___ DATASET ENTRIES
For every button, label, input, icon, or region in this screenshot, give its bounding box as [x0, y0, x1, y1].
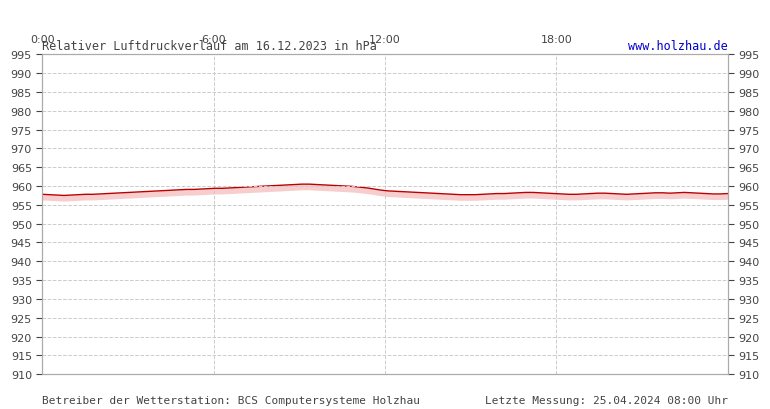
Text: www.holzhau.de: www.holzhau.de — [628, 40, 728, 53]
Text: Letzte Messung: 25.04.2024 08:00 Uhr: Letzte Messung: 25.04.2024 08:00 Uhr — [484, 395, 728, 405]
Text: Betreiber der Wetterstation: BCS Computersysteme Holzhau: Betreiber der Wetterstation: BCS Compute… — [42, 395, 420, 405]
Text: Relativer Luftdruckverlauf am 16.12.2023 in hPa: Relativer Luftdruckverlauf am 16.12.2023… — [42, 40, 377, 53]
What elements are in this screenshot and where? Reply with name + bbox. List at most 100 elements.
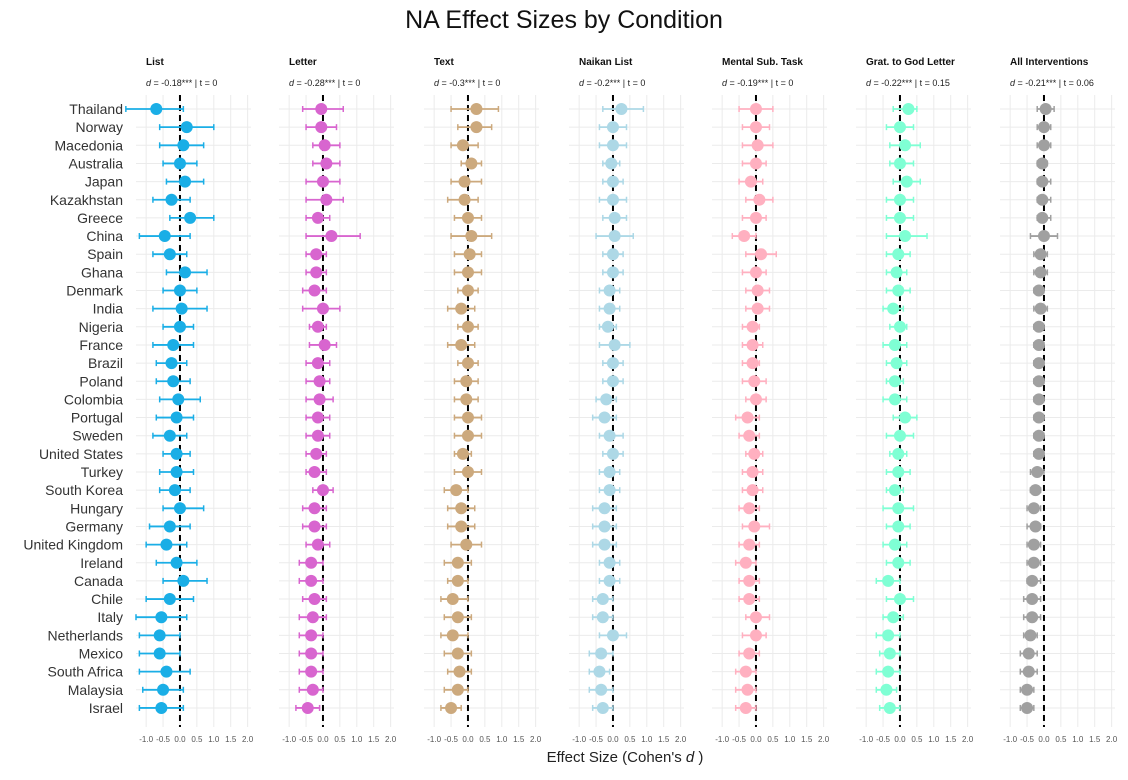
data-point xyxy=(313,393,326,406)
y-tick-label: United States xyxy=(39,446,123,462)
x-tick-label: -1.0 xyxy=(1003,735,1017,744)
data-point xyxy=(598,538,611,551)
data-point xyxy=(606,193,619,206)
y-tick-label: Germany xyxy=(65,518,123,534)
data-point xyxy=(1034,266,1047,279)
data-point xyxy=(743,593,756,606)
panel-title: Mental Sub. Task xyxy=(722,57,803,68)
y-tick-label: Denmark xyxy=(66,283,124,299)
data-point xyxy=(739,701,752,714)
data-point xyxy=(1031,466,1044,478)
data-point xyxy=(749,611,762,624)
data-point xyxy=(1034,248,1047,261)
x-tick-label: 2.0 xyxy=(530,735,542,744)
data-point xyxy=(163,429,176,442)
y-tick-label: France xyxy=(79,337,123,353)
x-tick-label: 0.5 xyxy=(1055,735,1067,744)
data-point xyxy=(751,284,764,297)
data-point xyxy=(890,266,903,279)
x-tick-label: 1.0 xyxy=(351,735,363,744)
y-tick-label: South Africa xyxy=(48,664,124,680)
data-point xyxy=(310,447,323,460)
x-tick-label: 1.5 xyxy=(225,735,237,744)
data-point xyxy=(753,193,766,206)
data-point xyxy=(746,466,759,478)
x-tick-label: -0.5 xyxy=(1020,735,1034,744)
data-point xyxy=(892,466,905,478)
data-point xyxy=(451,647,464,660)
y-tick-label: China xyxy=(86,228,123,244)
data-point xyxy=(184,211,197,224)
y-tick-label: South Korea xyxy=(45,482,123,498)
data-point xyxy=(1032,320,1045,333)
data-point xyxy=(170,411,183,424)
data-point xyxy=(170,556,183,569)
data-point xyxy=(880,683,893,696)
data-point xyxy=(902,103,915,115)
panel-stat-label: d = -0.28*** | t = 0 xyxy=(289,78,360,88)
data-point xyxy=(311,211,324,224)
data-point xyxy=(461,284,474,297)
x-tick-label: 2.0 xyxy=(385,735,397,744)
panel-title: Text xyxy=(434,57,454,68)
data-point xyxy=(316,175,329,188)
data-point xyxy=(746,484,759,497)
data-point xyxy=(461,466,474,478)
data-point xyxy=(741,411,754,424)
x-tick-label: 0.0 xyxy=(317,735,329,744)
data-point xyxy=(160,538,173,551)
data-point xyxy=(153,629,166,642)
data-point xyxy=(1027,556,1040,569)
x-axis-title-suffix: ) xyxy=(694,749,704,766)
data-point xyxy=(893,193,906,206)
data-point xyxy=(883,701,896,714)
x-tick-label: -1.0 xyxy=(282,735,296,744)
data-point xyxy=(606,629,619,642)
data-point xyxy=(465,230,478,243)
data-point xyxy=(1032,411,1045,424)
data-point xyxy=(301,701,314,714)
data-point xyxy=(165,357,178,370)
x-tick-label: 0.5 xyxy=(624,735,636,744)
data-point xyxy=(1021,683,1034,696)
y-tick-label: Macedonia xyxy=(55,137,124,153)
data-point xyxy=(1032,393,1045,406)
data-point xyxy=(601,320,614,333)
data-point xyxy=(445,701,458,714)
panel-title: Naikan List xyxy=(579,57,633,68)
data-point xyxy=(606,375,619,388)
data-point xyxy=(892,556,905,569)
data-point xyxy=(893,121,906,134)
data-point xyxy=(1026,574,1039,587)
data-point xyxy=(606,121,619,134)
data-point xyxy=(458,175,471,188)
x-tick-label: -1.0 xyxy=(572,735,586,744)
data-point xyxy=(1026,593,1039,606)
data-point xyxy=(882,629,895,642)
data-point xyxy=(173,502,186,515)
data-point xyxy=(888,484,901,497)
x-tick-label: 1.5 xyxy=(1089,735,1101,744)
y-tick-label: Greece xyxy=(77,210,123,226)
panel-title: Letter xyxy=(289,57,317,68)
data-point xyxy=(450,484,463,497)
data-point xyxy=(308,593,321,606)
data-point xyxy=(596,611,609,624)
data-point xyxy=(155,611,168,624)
______
■ **WHAT YOU WILL DO**
Write out every line of the material above word for word, leaving out the pictures.

■ **SOLUTION TO THIS EXERCISE**
For every button, label, input, icon, or region in this screenshot, give its bounding box as [x0, y0, x1, y1].
Text: www.holzhau.de: www.holzhau.de — [628, 40, 728, 53]
Text: Letzte Messung: 25.04.2024 08:00 Uhr: Letzte Messung: 25.04.2024 08:00 Uhr — [484, 395, 728, 405]
Text: Betreiber der Wetterstation: BCS Computersysteme Holzhau: Betreiber der Wetterstation: BCS Compute… — [42, 395, 420, 405]
Text: Relativer Luftdruckverlauf am 16.12.2023 in hPa: Relativer Luftdruckverlauf am 16.12.2023… — [42, 40, 377, 53]
What elements are in this screenshot and where? Reply with name + bbox. List at most 100 elements.
data-point xyxy=(313,393,326,406)
y-tick-label: United States xyxy=(39,446,123,462)
x-tick-label: -1.0 xyxy=(1003,735,1017,744)
data-point xyxy=(598,538,611,551)
data-point xyxy=(606,193,619,206)
y-tick-label: Germany xyxy=(65,518,123,534)
data-point xyxy=(1034,266,1047,279)
data-point xyxy=(743,593,756,606)
panel-title: Mental Sub. Task xyxy=(722,57,803,68)
y-tick-label: Denmark xyxy=(66,283,124,299)
data-point xyxy=(739,701,752,714)
data-point xyxy=(1031,466,1044,478)
data-point xyxy=(749,611,762,624)
data-point xyxy=(1034,248,1047,261)
x-tick-label: 2.0 xyxy=(530,735,542,744)
data-point xyxy=(163,429,176,442)
y-tick-label: France xyxy=(79,337,123,353)
x-tick-label: 0.5 xyxy=(1055,735,1067,744)
data-point xyxy=(751,284,764,297)
data-point xyxy=(890,266,903,279)
x-tick-label: 1.0 xyxy=(351,735,363,744)
y-tick-label: South Africa xyxy=(48,664,124,680)
data-point xyxy=(310,447,323,460)
x-tick-label: 1.5 xyxy=(225,735,237,744)
data-point xyxy=(753,193,766,206)
data-point xyxy=(746,466,759,478)
x-tick-label: -0.5 xyxy=(1020,735,1034,744)
data-point xyxy=(892,466,905,478)
data-point xyxy=(451,647,464,660)
y-tick-label: China xyxy=(86,228,123,244)
data-point xyxy=(184,211,197,224)
y-tick-label: South Korea xyxy=(45,482,123,498)
data-point xyxy=(1032,320,1045,333)
data-point xyxy=(170,411,183,424)
data-point xyxy=(170,556,183,569)
data-point xyxy=(880,683,893,696)
data-point xyxy=(902,103,915,115)
panel-stat-label: d = -0.28*** | t = 0 xyxy=(289,78,360,88)
data-point xyxy=(311,211,324,224)
data-point xyxy=(461,284,474,297)
x-tick-label: 2.0 xyxy=(385,735,397,744)
panel-title: Text xyxy=(434,57,454,68)
data-point xyxy=(316,175,329,188)
data-point xyxy=(746,484,759,497)
data-point xyxy=(461,466,474,478)
data-point xyxy=(741,411,754,424)
x-tick-label: 0.0 xyxy=(317,735,329,744)
data-point xyxy=(160,538,173,551)
data-point xyxy=(153,629,166,642)
data-point xyxy=(1027,556,1040,569)
x-axis-title-suffix: ) xyxy=(694,749,704,766)
data-point xyxy=(893,193,906,206)
data-point xyxy=(883,701,896,714)
x-tick-label: -1.0 xyxy=(282,735,296,744)
data-point xyxy=(606,629,619,642)
data-point xyxy=(465,230,478,243)
data-point xyxy=(1032,411,1045,424)
data-point xyxy=(301,701,314,714)
data-point xyxy=(165,357,178,370)
x-tick-label: 0.5 xyxy=(624,735,636,744)
data-point xyxy=(1021,683,1034,696)
y-tick-label: Macedonia xyxy=(55,137,124,153)
data-point xyxy=(1032,393,1045,406)
data-point xyxy=(601,320,614,333)
data-point xyxy=(445,701,458,714)
panel-title: Naikan List xyxy=(579,57,633,68)
data-point xyxy=(606,375,619,388)
data-point xyxy=(892,556,905,569)
data-point xyxy=(893,121,906,134)
data-point xyxy=(1026,574,1039,587)
data-point xyxy=(606,121,619,134)
data-point xyxy=(458,175,471,188)
x-tick-label: -1.0 xyxy=(572,735,586,744)
data-point xyxy=(1026,593,1039,606)
data-point xyxy=(882,629,895,642)
data-point xyxy=(173,502,186,515)
data-point xyxy=(888,484,901,497)
x-tick-label: 1.5 xyxy=(1089,735,1101,744)
y-tick-label: Greece xyxy=(77,210,123,226)
panel-title: Letter xyxy=(289,57,317,68)
data-point xyxy=(450,484,463,497)
data-point xyxy=(308,593,321,606)
data-point xyxy=(596,611,609,624)
data-point xyxy=(155,611,168,624)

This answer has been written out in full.